Text shown:
+---+

The Dark Side of Revenue Management: Avoiding Ethical Pitfalls

Connor Vanderholm

By Connor Vanderholm

Nov 8, 2023

The Temptation of Hidden Fees Rate Manipulation

Let’s face it; we’ve all been tempted to play with rates to boost revenue. It’s the oldest trick in the revenue management book, you might even say that’s exactly what revenue management is. But I’m specifically referring to the practice of lowering prices during the booking process, then adding hidden fees later. The guest feels like they’ve been duped, but hey, you’ve made a few extra bucks, right?

Now, I’m not saying this is the path to take, but it’s a path some hotels have chosen. And while it might pad the bottom line temporarily, it’s a risky game. Guests today are savvier than ever. They’ll catch on to these tactics and share their experiences on social media faster than you can say “reputation management nightmare.” So, before you start tinkering with rates, ask yourself if it’s worth the potential damage to your hotel’s reputation.

In a recent email to hotel owners, Hilton executives expressed support for the bipartisan Hotel Fees Transparency Act introduced in the U.S. Senate. The act seeks to enhance transparency in hotel pricing for consumers. Hilton committed to advocating for upfront fee-inclusive pricing on all booking platforms, ensuring fair competition within the industry. They also pledge to promptly update their technology to display mandatory fees upfront on their websites and apps. This email shed light on the issue of hidden fees often used unethically in revenue management and emphasizes Hilton’s proactive approach to transparency and honesty in revenue practices. I’d recommend others follow the same path.

The ‘Drip Pricing’ Dilemma

Ah, drip pricing, the art of gradually revealing hidden charges during the booking process. It’s like peeling an onion; every layer reveals a new cost. But here’s the catch: most guests don’t like onions, especially when they’re crying over unexpected fees.

Sure, it might increase your revenue in the short term, but it’s a short-sighted approach. The backlash from frustrated guests can be fierce. They’ll vent their anger online, and your hotel will become synonymous with hidden fees and distrust. Is that the reputation you want?

The drip pricing dilemma hit me squarely in the face during a recent hotel booking for an upcoming convention in Las Vegas. Initially relieved to secure what seemed like a decent room rate, I started to believe I might actually emerge from this unscathed. But my optimism quickly evaporated when the final price at the bottom of my screen revealed an exorbitant 30% surge in additional fees! It was as if the fees had been lurking in the shadows, waiting for their grand reveal… at my expense. The irony would be in telling you which brand this hotel belongs to.

+---+

Records held in a dataset:

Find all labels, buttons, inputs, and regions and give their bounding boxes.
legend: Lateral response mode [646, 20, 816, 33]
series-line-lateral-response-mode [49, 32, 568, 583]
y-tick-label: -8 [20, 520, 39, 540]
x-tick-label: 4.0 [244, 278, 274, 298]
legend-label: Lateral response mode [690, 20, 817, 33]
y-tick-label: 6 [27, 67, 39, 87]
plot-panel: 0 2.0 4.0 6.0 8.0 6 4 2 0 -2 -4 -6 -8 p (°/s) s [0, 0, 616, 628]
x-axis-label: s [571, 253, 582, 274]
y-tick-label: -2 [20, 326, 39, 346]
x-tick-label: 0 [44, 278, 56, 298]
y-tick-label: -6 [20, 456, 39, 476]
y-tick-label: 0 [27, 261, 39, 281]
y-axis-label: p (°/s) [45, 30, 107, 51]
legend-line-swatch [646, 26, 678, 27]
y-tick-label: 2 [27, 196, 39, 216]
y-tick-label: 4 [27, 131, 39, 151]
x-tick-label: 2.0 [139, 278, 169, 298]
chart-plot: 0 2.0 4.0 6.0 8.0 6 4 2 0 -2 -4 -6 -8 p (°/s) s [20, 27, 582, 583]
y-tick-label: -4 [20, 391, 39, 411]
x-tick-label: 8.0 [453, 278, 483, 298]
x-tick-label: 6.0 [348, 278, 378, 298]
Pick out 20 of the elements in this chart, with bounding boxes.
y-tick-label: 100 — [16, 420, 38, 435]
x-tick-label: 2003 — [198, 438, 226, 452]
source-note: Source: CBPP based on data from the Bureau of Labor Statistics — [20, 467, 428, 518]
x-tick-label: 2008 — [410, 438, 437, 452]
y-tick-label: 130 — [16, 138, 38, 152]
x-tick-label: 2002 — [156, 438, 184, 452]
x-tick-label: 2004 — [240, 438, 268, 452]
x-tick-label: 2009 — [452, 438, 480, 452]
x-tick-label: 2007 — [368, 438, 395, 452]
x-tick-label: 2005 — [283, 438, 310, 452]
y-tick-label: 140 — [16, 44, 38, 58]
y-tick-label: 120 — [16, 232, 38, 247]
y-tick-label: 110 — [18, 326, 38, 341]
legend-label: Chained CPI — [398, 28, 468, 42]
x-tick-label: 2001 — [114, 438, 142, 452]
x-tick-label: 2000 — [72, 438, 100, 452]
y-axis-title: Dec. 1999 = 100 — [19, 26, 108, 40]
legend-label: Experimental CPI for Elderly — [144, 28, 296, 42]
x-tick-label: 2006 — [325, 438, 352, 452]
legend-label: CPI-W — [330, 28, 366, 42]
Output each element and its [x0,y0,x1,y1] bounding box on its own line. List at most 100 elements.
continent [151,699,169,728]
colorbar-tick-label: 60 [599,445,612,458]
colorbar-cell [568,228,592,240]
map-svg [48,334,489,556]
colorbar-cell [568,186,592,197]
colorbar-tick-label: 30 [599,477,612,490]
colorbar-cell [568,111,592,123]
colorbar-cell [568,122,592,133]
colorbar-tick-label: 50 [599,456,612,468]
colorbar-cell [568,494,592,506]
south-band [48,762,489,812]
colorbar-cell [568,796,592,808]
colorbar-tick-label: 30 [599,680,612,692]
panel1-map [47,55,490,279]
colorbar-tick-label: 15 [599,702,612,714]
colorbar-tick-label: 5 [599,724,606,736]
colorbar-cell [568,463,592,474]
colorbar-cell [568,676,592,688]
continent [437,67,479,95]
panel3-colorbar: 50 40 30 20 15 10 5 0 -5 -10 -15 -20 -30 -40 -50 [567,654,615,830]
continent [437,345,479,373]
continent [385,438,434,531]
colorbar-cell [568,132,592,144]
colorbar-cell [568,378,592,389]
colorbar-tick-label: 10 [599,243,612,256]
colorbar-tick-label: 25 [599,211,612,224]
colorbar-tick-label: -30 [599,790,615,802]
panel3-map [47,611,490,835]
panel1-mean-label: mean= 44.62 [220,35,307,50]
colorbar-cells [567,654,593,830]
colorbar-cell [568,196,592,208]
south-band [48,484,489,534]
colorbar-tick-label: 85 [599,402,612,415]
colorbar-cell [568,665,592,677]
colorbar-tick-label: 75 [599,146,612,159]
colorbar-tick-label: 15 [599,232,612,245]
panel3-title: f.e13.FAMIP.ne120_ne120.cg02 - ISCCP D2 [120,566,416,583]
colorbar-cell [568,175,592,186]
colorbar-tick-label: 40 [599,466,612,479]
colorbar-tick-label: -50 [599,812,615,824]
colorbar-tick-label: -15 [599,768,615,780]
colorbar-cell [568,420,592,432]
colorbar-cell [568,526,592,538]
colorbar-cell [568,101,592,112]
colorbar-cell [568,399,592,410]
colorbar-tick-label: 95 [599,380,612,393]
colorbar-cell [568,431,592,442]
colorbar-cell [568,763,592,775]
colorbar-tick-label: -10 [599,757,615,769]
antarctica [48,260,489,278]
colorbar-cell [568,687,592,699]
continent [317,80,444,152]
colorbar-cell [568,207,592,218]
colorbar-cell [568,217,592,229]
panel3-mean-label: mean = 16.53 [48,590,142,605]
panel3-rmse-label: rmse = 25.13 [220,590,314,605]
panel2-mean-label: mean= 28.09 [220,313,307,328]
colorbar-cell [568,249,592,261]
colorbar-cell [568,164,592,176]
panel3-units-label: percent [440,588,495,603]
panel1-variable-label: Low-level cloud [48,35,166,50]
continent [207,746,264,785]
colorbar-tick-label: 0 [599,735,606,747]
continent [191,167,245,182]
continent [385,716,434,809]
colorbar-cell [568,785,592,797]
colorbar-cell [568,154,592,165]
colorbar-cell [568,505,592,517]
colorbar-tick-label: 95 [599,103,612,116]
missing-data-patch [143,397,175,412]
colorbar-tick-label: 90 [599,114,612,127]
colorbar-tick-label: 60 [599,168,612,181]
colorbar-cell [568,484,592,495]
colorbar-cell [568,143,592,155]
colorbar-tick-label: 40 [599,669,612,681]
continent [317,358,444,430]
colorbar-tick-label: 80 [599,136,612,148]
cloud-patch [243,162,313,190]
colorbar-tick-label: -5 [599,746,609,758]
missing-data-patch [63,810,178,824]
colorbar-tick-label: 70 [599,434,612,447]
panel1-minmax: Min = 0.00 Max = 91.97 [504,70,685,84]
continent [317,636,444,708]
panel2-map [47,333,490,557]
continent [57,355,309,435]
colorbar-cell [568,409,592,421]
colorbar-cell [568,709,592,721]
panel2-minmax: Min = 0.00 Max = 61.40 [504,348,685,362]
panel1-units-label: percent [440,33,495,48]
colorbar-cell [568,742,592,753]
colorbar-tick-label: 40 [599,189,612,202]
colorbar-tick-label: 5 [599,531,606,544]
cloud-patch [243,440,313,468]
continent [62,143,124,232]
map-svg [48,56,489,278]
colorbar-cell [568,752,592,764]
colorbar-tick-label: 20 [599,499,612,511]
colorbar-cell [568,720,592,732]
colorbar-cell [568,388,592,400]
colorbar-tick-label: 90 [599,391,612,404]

+---+

Carry on the article about ethical pitfalls in hotel revenue management, picking up right after its last sentence.

Answer to this task:
Online Travel Agencies (OTAs) and the Rate Parity Dance

Now, let’s talk about our friends from online travel agencies (OTAs). They’ve become a necessary evil for many hotels. But here’s where things get tricky. Rate parity agreements can sometimes feel like a straightjacket for revenue managers. You’re forced to maintain the same rates across all distribution channels, limiting your pricing flexibility.

But guess what? There are ways to work around it, bending but not breaking the rules. Some hotels offer “secret” discounts to guests who book directly, using clever codes or special promotions. It’s like having your cake and eating it too. You maintain rate parity with the OTAs while giving direct bookers a little extra incentive.

But is it ethical? Well, that’s a gray area. Some argue it’s a smart move, while others see it as gaming the system. It’s a classic case of revenue management walking the tightrope of ethics.

The Overselling Conundrum

Overselling rooms can be a tempting strategy, especially during peak seasons. You figure that a few no-shows won’t hurt, right? But what happens when everyone shows up, and you’re left with disgruntled guests and nowhere to put them?

It’s a risky game of probability that can backfire spectacularly. Overselling might boost revenue temporarily, but the cost of compensating irate guests and dealing with the fallout can outweigh the benefits. Plus, it’s just not cool to leave someone high and dry with no room on a Friday night.

Now, speaking from my own perspective, I believe that a certain degree of overbooking can indeed be a necessary component of a proper revenue management strategy. After all, it’s challenging to predict with absolute certainty how many guests will show up on any given day. However, and this is crucial, if you’re going to employ this strategy, it must be done with strict limits in place, and someone needs to be watching this closely.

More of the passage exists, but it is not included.